__What the task asks__:
Reply with one number: the count of lines in the data that hold the string "Všeobecné".

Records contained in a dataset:
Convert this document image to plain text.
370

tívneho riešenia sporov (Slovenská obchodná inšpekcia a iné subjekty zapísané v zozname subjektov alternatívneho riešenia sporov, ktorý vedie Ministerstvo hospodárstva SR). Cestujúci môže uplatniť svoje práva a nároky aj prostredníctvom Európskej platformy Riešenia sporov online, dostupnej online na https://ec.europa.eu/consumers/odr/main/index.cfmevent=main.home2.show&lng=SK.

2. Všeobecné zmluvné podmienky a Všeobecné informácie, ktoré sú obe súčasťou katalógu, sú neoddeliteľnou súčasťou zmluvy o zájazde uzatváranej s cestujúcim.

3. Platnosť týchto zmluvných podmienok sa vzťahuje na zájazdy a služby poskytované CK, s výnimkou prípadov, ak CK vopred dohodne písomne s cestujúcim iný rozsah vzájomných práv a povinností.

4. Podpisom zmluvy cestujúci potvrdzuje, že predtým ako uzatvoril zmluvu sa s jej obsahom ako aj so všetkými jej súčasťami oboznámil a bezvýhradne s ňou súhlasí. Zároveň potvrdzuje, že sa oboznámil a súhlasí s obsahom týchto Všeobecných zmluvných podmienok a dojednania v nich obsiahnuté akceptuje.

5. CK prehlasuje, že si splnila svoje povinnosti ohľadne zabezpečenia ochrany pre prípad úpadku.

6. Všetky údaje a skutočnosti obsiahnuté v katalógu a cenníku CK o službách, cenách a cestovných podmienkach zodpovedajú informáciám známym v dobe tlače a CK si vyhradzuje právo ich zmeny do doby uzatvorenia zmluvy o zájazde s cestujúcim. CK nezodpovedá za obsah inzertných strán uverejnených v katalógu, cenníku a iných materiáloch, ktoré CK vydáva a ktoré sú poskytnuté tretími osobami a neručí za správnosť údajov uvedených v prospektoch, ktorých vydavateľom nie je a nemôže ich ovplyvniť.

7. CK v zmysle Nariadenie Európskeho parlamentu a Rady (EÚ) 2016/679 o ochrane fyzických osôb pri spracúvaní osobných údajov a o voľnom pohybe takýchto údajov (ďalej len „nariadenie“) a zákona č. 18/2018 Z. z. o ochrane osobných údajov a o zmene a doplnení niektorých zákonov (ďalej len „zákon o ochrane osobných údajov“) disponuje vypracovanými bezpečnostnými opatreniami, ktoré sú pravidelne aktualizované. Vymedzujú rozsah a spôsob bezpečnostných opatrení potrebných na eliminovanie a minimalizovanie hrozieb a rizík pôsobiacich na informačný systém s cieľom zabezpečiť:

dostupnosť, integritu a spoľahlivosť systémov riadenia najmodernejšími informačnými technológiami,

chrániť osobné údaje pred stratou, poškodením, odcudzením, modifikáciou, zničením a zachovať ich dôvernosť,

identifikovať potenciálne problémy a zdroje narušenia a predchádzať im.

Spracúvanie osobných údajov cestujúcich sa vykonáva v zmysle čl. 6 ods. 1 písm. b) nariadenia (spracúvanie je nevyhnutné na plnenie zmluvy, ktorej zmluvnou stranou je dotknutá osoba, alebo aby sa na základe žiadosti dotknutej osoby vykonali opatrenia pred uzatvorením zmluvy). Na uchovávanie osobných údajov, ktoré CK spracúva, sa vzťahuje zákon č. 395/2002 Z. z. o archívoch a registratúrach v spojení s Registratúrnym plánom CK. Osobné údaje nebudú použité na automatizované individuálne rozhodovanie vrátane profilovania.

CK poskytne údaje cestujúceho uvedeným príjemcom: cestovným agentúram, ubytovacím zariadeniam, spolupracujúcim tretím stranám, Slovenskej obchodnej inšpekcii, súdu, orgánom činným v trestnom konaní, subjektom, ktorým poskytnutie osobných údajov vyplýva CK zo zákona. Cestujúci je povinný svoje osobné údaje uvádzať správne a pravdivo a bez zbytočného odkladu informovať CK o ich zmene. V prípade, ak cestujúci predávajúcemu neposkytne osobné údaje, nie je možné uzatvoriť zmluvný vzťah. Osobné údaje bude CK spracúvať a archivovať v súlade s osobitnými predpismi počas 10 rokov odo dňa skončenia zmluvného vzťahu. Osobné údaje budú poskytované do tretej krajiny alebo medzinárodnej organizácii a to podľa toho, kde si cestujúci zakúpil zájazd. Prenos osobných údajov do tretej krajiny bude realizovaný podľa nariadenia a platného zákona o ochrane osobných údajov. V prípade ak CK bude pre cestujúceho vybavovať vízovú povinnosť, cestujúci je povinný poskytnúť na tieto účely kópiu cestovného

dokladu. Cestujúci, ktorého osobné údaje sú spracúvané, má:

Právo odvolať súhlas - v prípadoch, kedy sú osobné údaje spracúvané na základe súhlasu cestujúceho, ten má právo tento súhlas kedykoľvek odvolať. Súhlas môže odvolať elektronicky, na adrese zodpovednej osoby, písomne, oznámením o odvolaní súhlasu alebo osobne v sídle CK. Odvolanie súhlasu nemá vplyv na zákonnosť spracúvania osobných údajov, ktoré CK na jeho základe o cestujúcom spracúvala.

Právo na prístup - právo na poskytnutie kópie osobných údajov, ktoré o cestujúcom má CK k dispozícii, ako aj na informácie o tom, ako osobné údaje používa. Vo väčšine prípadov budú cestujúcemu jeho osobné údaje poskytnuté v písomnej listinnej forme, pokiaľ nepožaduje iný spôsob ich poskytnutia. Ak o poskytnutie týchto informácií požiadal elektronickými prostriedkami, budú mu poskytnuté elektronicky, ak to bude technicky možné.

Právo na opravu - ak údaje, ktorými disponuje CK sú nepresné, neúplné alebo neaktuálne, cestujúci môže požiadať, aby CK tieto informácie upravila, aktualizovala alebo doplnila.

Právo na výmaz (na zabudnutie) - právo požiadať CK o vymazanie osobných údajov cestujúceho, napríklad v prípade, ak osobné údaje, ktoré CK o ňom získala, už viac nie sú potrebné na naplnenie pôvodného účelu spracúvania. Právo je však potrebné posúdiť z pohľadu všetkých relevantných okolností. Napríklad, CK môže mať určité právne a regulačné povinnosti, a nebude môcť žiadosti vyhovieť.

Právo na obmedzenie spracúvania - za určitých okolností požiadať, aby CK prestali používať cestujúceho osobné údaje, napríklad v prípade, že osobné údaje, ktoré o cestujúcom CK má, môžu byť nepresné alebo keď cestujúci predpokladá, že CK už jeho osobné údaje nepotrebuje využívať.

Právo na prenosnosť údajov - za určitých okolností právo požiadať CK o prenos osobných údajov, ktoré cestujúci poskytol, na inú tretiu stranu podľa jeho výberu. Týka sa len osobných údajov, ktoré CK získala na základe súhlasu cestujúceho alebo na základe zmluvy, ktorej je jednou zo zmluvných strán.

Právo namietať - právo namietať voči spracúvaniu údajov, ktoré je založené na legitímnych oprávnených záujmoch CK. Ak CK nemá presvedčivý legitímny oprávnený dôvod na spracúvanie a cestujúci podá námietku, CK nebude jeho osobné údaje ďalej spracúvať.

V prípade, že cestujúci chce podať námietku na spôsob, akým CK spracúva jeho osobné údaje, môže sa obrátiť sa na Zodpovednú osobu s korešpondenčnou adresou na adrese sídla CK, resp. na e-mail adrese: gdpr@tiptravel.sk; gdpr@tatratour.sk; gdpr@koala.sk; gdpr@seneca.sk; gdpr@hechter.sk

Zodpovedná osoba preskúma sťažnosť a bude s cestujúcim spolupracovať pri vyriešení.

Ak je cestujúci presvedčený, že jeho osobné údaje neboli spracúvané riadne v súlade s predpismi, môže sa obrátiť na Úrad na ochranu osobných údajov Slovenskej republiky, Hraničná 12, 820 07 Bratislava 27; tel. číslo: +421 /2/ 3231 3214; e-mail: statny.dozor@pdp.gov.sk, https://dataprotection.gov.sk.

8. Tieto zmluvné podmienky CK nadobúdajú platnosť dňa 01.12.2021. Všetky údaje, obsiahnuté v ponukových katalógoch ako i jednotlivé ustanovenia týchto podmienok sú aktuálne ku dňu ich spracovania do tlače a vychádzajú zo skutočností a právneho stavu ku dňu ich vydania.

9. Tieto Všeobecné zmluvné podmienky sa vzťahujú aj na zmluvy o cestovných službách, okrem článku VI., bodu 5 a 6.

__Result__:
2